Direction — Transcribe the listing exactly, leaving out every picture.

Given entries —
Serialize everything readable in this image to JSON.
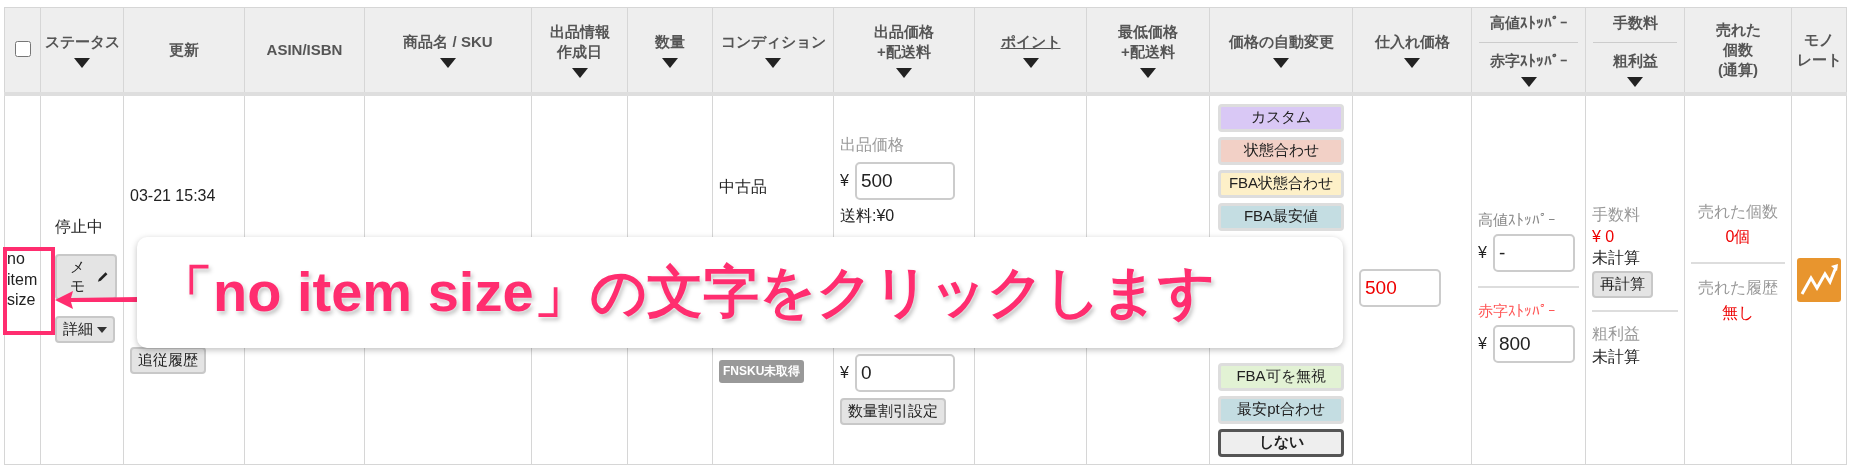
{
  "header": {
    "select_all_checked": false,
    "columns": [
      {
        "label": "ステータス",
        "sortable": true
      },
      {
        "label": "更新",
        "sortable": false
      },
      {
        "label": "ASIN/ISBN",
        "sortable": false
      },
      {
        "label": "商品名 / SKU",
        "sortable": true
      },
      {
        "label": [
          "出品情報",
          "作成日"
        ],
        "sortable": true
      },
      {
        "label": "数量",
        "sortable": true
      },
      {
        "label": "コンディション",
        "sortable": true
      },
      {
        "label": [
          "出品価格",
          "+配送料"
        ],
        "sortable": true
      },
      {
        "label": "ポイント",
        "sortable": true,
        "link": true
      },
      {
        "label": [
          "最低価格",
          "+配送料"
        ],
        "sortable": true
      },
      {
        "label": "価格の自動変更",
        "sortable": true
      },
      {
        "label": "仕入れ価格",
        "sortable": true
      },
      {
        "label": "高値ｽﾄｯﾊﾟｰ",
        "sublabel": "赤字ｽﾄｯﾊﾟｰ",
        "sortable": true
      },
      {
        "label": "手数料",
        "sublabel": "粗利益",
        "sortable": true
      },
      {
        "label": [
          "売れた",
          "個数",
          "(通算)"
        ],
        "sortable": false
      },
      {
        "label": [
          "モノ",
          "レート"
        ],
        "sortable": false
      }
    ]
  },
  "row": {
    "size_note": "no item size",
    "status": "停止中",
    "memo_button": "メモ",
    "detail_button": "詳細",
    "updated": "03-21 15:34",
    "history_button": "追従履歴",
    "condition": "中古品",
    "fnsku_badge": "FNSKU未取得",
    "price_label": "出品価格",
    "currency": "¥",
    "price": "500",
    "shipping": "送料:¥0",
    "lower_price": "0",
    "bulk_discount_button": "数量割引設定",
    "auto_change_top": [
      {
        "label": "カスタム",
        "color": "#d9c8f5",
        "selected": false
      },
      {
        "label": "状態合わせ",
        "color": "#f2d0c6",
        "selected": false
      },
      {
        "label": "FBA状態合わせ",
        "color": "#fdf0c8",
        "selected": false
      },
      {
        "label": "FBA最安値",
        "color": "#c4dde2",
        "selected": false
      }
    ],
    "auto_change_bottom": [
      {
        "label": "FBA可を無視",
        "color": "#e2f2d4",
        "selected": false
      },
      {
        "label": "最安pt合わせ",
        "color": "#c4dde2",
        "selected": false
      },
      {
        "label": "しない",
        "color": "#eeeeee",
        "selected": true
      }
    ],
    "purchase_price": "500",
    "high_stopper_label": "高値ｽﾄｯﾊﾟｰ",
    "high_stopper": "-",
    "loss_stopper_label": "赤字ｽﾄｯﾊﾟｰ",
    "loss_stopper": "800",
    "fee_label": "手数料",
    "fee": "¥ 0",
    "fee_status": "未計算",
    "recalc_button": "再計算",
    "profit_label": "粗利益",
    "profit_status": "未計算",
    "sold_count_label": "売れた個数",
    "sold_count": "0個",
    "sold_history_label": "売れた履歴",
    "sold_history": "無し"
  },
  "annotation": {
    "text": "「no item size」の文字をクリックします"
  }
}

Task solution —
Serialize everything readable in this image to JSON.
{
  "header": {
    "select_all_checked": false,
    "columns": [
      {
        "label": "ステータス",
        "sortable": true
      },
      {
        "label": "更新",
        "sortable": false
      },
      {
        "label": "ASIN/ISBN",
        "sortable": false
      },
      {
        "label": "商品名 / SKU",
        "sortable": true
      },
      {
        "label": [
          "出品情報",
          "作成日"
        ],
        "sortable": true
      },
      {
        "label": "数量",
        "sortable": true
      },
      {
        "label": "コンディション",
        "sortable": true
      },
      {
        "label": [
          "出品価格",
          "+配送料"
        ],
        "sortable": true
      },
      {
        "label": "ポイント",
        "sortable": true,
        "link": true
      },
      {
        "label": [
          "最低価格",
          "+配送料"
        ],
        "sortable": true
      },
      {
        "label": "価格の自動変更",
        "sortable": true
      },
      {
        "label": "仕入れ価格",
        "sortable": true
      },
      {
        "label": "高値ｽﾄｯﾊﾟｰ",
        "sublabel": "赤字ｽﾄｯﾊﾟｰ",
        "sortable": true
      },
      {
        "label": "手数料",
        "sublabel": "粗利益",
        "sortable": true
      },
      {
        "label": [
          "売れた",
          "個数",
          "(通算)"
        ],
        "sortable": false
      },
      {
        "label": [
          "モノ",
          "レート"
        ],
        "sortable": false
      }
    ]
  },
  "row": {
    "size_note": "no item size",
    "status": "停止中",
    "memo_button": "メモ",
    "detail_button": "詳細",
    "updated": "03-21 15:34",
    "history_button": "追従履歴",
    "condition": "中古品",
    "fnsku_badge": "FNSKU未取得",
    "price_label": "出品価格",
    "currency": "¥",
    "price": "500",
    "shipping": "送料:¥0",
    "lower_price": "0",
    "bulk_discount_button": "数量割引設定",
    "auto_change_top": [
      {
        "label": "カスタム",
        "color": "#d9c8f5",
        "selected": false
      },
      {
        "label": "状態合わせ",
        "color": "#f2d0c6",
        "selected": false
      },
      {
        "label": "FBA状態合わせ",
        "color": "#fdf0c8",
        "selected": false
      },
      {
        "label": "FBA最安値",
        "color": "#c4dde2",
        "selected": false
      }
    ],
    "auto_change_bottom": [
      {
        "label": "FBA可を無視",
        "color": "#e2f2d4",
        "selected": false
      },
      {
        "label": "最安pt合わせ",
        "color": "#c4dde2",
        "selected": false
      },
      {
        "label": "しない",
        "color": "#eeeeee",
        "selected": true
      }
    ],
    "purchase_price": "500",
    "high_stopper_label": "高値ｽﾄｯﾊﾟｰ",
    "high_stopper": "-",
    "loss_stopper_label": "赤字ｽﾄｯﾊﾟｰ",
    "loss_stopper": "800",
    "fee_label": "手数料",
    "fee": "¥ 0",
    "fee_status": "未計算",
    "recalc_button": "再計算",
    "profit_label": "粗利益",
    "profit_status": "未計算",
    "sold_count_label": "売れた個数",
    "sold_count": "0個",
    "sold_history_label": "売れた履歴",
    "sold_history": "無し"
  },
  "annotation": {
    "text": "「no item size」の文字をクリックします"
  }
}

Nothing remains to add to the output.